* Dokumen Sumber:
SHALAT JUM'AT
Kullu ardhin Karbala, kulluyaumin Ashura

Allah Ta’ala berfirman:

“Wahai orang-orang yang beriman, apabila diseru untuk menunaikan salat pada hari jum’at maka bersegeralah kalian kepada mengingat Allah dan tinggalkanlah oleh kalian jual beli. Yang demikian itu lebih baik bagi kalian jika kalian mengetahui.”

Imam Shadiq (as) berkata, “Barangsiapa meninggalkan salat Jum’at sebanyak tiga kali tanpa sebab maka Allah akan menutup hatinya.” Zurarah berkata, “Imam Shadiq (as) menganjurkan kami untuk salat Juma’at, sampai kami menyangka bahwa beliau ingin supaya kami selalu mendatanginya. Maka saya bertanya kepada beliau, ‘Apakah kami harus mendatangi Tuan?’ Beliau menjawab, ‘Tidak, saya hanya bermaksud agar kalian melakukannya.’”

Bentuk Salat Jum’at

Imam Shadiq (as) berkata, “Salat Jum’at bersama imam dua rekaat … Salat Jum’at dijadikan dua rakaat karena dua khutbahnya, yang merupakan salat sampai imam turun dari mimbar.”

Beliau juga berkata, “Imam memakai jubah dan surban, bertelekan busur panah atau tongkat, duduk sebentar diantara dua khutbah dan mengeraskan bacaan pada kedua rakaatnya sebelum rukuk.”

Catatan tata letak visual:
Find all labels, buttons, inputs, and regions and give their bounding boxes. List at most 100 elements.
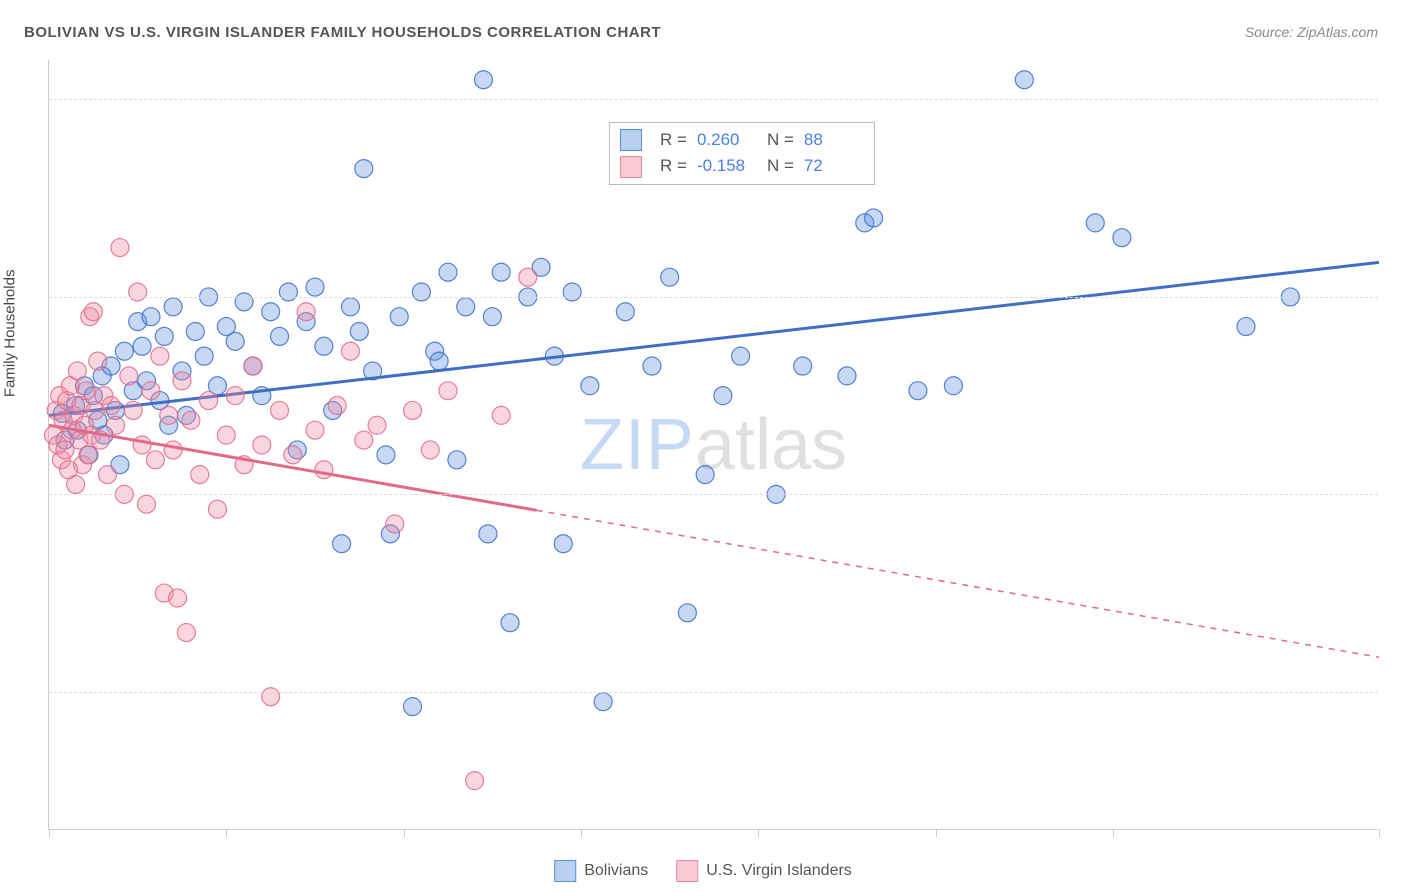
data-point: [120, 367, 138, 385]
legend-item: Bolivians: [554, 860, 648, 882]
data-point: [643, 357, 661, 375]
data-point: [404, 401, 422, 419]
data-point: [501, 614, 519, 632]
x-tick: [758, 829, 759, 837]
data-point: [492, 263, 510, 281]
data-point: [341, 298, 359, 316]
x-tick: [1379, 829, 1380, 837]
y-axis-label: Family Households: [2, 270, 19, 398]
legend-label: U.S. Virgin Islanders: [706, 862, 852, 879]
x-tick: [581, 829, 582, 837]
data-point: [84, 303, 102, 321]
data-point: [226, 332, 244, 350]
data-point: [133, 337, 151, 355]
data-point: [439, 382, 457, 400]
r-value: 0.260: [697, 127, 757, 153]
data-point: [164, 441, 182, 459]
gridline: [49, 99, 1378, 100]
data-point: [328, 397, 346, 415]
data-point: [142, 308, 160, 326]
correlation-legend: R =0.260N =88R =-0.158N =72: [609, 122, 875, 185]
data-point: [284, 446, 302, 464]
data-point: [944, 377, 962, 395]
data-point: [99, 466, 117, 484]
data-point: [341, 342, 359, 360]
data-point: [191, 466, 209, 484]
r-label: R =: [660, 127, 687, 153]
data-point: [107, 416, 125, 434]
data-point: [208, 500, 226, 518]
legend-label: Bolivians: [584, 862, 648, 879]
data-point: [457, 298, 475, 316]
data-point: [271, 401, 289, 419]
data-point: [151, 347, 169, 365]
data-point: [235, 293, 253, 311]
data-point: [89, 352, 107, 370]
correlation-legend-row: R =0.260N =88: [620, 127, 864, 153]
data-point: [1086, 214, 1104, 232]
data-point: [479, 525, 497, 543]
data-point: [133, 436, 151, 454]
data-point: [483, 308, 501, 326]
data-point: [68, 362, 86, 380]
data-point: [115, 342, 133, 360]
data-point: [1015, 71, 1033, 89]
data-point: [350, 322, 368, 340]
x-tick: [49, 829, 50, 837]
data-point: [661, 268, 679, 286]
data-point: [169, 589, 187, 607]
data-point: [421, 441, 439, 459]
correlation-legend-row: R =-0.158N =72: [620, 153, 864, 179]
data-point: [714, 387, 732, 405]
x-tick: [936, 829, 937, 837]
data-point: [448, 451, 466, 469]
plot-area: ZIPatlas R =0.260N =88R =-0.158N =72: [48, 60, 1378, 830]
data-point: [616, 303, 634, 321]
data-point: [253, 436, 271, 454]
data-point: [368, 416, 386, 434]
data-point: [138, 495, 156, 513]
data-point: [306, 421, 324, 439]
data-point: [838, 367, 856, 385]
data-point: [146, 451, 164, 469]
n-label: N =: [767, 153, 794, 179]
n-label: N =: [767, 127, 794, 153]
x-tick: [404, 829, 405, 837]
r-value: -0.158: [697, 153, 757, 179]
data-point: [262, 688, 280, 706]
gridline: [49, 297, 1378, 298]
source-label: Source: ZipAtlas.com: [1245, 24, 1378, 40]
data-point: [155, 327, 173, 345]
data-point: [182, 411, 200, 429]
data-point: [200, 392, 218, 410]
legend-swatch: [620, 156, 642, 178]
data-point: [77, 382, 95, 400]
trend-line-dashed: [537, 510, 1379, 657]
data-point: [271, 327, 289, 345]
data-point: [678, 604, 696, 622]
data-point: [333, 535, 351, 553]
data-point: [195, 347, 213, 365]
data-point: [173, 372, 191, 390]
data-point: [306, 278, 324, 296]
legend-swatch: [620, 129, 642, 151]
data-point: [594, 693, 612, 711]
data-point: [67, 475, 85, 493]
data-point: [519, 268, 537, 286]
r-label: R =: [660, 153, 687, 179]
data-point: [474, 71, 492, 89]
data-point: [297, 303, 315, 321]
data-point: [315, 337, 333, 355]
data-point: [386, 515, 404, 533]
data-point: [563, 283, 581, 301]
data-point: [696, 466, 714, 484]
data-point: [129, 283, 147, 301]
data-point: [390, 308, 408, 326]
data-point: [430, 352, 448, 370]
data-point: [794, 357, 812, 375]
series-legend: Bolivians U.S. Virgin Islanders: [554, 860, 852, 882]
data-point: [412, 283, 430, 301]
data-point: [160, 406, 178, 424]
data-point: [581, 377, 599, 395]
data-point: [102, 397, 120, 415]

* Perintah Tugas: Lanjutkan teks tentang salat Jum’at, dimulai tepat setelah kalimat terakhirnya.

* Hasil Akhir:
Muhammad bin Muslim bertanya kepada Imam Shadiq tentang salat Jum’at. Beliau menjawab, “Dengan azan dan qamat. Imam keluar setelah azan, lalu naik mimbar dan berkhutbah. Jangan ada yang salat selama imam diatas mimbar. Kemudian imam duduk diatas mimbar seukuran pembacaan surat al-Ikhlas, kemudian berdiri dan memulai khutbah (khutbah kedua), lalu turun dan salat bersama orang-orang. Pada rakaat pertama, ia membaca surat al-Jumu’ah; pada rakaat kedua, surat al-Munafiqin.

Fukaha: Salat Jum’at terdiri dari dua rakaat. Ia merupakan pengganti salat zuhur. Disunahkan mengeraskan bacaan pada kedua rakaat tersebut, dan, setelah al-Fatihah, membaca surat al-Jumu’ah pada rakaat pertama dan surat al-Munafiqin pada rakaat kedua.

Ada yang berpendapat, disunahkan di dalamnya dua qunut: sekali pada rakaat pertama setelah membaca surat dan sebelum rukuk, dan sekali lagi pada rakaat kedua setelah rukuk. Penulis al-Madarik berkata, “Sandaran fatwa ini adalah sebuah riwayat yang daif.” Kemudian beliau menukil dari Syekh Shaduq, penulis Man La Yahdhuruh al-Faqih, salah satu dari kitab Empat yang terkenal itu, mengatakan, “Yang dilakukan dan difatwakan serta diyakini oleh guru-guruku rahmahumullah ialah bahwa qunut dalam salat, baik Juma’at atau bukan, adalah rakaar kedua sebelum rukuk.” Kemudian penulis al-Madarik berkata, “Syekh Mufid dan sekelompok fukaha berpendapat bahwa di dalam salat Jum’at terdapat satu kali qunut pada rakaat pertama. Dan hal inilah yang dipegang karena adanya banyak riwayat yang menunjukkan hal itu.”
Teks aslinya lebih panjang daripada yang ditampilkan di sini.